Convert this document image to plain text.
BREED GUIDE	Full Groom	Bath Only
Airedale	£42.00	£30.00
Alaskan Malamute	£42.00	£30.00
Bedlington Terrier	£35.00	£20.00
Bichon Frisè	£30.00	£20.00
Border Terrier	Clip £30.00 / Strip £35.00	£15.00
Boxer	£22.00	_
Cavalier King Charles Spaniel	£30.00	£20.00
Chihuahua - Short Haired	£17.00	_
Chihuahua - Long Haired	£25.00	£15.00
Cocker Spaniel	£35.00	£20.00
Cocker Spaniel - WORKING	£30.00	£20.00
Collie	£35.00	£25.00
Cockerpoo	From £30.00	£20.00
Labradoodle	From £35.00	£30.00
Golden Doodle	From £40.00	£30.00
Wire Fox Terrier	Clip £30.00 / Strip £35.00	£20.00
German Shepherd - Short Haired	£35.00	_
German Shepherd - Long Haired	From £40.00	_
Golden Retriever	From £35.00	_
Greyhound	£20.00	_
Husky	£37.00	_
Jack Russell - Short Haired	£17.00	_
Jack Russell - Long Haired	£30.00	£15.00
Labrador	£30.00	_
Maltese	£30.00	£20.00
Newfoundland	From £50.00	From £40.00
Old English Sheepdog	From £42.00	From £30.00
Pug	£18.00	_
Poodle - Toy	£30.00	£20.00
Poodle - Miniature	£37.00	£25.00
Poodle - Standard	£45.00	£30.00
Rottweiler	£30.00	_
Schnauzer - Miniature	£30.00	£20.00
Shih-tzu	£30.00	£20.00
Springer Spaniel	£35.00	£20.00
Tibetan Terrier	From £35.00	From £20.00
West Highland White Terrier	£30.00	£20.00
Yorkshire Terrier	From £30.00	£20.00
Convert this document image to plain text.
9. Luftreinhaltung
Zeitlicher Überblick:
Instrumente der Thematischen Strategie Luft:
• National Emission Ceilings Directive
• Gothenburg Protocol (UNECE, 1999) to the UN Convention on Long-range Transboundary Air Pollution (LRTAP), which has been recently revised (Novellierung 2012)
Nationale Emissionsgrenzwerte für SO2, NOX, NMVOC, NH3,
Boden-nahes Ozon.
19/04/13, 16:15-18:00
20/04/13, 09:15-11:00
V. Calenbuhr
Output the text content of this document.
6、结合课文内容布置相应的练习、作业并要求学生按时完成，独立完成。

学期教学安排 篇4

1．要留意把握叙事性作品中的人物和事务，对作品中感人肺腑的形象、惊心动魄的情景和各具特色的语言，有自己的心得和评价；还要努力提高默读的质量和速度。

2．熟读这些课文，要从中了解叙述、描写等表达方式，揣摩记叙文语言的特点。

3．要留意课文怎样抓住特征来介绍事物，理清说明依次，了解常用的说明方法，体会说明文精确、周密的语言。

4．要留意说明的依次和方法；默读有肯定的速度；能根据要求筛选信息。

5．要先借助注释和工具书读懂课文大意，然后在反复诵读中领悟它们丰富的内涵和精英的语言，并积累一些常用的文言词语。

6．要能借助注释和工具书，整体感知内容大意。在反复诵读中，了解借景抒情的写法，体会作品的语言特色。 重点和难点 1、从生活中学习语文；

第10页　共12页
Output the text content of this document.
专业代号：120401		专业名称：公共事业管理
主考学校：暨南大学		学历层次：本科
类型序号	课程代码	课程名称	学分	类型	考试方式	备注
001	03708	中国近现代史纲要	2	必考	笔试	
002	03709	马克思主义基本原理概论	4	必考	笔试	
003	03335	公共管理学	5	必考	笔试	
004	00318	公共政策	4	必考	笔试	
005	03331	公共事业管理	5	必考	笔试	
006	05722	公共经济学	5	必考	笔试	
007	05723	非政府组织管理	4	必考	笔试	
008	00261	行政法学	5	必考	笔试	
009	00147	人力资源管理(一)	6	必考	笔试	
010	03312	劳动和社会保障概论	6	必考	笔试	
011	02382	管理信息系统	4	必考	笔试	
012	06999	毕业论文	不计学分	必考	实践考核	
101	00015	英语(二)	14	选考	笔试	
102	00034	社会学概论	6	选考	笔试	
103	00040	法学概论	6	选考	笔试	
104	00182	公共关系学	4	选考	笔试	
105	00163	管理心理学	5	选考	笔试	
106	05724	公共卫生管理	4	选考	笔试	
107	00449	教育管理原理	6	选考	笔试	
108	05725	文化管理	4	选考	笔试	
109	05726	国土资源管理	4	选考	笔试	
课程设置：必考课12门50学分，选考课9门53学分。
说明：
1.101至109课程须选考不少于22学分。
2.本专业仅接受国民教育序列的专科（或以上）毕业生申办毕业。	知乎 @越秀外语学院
* * * * * * *
**To do:** Pick out the lines containing the string "Clip" and show them.

**Task output:**
Border Terrier	Clip £30.00 / Strip £35.00	£15.00
Wire Fox Terrier	Clip £30.00 / Strip £35.00	£20.00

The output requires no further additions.